Aim of the task → Note each line where "mampu" appears, and copy it.

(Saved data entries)
────────────────────
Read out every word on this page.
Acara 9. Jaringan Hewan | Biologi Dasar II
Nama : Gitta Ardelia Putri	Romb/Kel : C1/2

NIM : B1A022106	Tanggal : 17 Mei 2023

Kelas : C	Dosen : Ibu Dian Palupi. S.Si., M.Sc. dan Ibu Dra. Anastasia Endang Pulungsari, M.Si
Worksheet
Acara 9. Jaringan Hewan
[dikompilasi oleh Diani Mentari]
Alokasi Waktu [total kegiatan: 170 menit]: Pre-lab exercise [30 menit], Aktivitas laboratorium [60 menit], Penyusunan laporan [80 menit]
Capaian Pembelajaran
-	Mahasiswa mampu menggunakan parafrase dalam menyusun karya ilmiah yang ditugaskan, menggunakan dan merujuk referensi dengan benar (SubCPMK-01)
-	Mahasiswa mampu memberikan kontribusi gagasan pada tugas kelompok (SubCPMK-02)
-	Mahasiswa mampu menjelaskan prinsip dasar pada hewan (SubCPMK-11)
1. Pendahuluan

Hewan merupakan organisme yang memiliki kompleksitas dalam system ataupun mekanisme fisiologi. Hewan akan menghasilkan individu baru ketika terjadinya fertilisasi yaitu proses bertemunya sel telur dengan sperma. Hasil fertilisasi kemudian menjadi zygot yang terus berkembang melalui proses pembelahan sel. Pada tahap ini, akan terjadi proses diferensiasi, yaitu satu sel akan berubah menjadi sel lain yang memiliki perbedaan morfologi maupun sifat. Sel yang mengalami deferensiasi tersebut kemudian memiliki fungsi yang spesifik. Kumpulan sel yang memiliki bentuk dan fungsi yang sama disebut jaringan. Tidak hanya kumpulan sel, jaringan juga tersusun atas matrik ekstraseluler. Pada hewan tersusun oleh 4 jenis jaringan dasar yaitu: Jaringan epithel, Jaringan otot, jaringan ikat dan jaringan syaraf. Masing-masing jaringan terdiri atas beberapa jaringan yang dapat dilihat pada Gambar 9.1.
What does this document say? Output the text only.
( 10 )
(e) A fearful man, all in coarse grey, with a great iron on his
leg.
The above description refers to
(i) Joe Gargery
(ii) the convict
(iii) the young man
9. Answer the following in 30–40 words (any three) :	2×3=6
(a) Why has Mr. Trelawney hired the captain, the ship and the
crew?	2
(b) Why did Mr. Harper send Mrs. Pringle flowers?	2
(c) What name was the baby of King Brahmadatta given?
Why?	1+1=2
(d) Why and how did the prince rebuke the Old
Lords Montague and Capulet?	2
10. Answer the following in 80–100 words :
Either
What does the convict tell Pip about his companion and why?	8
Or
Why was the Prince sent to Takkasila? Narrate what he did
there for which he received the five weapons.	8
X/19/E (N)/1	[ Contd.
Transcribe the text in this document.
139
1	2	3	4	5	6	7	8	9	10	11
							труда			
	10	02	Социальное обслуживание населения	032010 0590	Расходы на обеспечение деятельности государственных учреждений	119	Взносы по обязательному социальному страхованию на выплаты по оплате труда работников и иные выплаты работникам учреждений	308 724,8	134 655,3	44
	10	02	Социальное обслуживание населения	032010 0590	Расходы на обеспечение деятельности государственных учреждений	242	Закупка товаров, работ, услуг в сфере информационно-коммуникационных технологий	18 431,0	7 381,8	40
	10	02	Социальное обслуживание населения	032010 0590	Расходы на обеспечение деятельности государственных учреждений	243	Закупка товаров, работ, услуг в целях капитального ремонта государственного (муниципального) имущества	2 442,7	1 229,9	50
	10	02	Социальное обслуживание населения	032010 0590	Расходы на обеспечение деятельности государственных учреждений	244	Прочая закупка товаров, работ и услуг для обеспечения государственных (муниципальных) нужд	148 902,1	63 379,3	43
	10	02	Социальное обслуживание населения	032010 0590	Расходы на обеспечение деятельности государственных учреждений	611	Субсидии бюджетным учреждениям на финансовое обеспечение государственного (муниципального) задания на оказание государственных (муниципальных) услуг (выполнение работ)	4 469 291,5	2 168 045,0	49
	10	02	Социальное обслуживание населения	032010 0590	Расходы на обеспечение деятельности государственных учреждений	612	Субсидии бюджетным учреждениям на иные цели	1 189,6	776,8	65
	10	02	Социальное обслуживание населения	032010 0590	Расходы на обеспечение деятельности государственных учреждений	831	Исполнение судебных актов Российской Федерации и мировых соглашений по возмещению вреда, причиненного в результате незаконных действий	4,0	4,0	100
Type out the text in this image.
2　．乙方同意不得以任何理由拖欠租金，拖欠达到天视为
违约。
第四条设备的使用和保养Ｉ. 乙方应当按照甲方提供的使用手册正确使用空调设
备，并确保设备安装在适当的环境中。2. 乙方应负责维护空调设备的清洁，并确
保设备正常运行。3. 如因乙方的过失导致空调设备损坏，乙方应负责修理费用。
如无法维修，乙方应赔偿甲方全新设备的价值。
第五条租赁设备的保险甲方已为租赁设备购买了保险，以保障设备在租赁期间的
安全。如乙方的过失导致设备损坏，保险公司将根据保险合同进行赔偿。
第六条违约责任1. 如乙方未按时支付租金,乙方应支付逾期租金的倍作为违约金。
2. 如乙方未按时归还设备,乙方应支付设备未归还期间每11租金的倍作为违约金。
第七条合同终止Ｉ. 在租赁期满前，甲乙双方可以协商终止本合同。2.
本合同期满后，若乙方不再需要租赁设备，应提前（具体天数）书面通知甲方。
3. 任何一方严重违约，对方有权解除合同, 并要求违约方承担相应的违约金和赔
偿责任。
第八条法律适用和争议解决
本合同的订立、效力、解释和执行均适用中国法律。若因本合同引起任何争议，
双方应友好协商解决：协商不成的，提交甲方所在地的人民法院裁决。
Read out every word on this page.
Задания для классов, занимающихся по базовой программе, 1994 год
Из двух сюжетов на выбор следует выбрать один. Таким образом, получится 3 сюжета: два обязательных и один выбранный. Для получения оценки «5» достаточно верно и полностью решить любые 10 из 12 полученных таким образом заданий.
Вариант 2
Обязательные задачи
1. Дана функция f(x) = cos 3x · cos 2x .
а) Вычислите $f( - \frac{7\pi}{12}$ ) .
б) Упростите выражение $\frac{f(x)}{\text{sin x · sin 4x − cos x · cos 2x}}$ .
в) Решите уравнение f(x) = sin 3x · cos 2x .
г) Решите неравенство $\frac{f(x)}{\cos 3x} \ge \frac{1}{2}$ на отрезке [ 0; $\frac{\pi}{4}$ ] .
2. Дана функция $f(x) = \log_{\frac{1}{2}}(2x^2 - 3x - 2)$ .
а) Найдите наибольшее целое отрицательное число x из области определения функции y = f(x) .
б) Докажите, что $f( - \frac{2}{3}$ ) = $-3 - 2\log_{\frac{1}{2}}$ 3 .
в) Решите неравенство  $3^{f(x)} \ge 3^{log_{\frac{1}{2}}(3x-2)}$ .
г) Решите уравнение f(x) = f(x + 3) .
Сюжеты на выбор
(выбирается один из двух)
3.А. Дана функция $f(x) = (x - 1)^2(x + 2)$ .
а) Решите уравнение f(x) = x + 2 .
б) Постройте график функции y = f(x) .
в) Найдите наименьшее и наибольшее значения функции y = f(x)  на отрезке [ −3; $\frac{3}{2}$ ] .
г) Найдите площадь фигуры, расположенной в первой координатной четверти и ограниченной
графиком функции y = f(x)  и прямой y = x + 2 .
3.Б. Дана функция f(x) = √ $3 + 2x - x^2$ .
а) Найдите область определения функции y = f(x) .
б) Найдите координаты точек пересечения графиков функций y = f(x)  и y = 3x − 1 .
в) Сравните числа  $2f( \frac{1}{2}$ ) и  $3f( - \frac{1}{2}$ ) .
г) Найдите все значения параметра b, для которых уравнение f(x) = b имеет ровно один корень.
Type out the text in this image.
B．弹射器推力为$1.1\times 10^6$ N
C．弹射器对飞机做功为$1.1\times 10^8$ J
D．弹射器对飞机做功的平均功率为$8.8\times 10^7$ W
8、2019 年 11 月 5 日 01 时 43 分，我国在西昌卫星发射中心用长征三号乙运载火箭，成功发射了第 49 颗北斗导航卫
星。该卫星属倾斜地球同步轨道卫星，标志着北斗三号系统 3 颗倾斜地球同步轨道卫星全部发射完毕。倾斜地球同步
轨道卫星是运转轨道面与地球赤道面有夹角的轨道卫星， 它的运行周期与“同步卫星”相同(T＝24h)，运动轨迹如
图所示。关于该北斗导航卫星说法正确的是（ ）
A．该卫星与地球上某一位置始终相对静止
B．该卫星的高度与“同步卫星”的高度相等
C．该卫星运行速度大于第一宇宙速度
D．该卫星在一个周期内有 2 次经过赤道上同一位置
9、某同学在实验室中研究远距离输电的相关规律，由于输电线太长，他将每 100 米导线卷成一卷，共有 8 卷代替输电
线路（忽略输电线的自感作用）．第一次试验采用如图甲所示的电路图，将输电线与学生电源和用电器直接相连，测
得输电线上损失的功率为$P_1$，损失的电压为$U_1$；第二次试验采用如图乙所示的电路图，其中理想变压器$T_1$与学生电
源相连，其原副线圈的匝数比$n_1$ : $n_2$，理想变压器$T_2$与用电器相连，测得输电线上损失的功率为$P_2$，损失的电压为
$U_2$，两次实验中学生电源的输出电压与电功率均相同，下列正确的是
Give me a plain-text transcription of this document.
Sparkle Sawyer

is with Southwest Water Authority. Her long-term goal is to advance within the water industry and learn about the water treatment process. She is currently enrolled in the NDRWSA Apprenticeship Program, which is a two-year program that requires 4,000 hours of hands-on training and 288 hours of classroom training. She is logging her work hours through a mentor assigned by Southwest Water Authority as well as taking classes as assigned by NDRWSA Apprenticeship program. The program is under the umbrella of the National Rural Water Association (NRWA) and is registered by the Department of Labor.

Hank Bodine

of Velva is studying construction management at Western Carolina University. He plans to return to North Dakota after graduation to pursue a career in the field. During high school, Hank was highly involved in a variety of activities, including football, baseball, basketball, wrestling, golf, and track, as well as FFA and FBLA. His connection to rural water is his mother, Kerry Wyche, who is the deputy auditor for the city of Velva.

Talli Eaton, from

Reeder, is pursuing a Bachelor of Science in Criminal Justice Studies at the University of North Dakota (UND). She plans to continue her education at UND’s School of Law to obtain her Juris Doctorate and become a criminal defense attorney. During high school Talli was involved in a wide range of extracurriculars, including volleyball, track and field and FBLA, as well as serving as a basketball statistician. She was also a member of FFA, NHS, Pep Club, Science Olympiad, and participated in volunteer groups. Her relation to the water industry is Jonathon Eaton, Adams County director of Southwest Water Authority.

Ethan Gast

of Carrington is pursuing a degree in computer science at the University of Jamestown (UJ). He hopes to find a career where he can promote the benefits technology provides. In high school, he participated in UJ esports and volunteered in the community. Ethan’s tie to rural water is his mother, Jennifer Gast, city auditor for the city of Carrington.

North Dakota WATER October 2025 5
────────────────────
Response to this task →
-	Mahasiswa mampu menggunakan parafrase dalam menyusun karya ilmiah yang ditugaskan, menggunakan dan merujuk referensi dengan benar (SubCPMK-01)
-	Mahasiswa mampu memberikan kontribusi gagasan pada tugas kelompok (SubCPMK-02)
-	Mahasiswa mampu menjelaskan prinsip dasar pada hewan (SubCPMK-11)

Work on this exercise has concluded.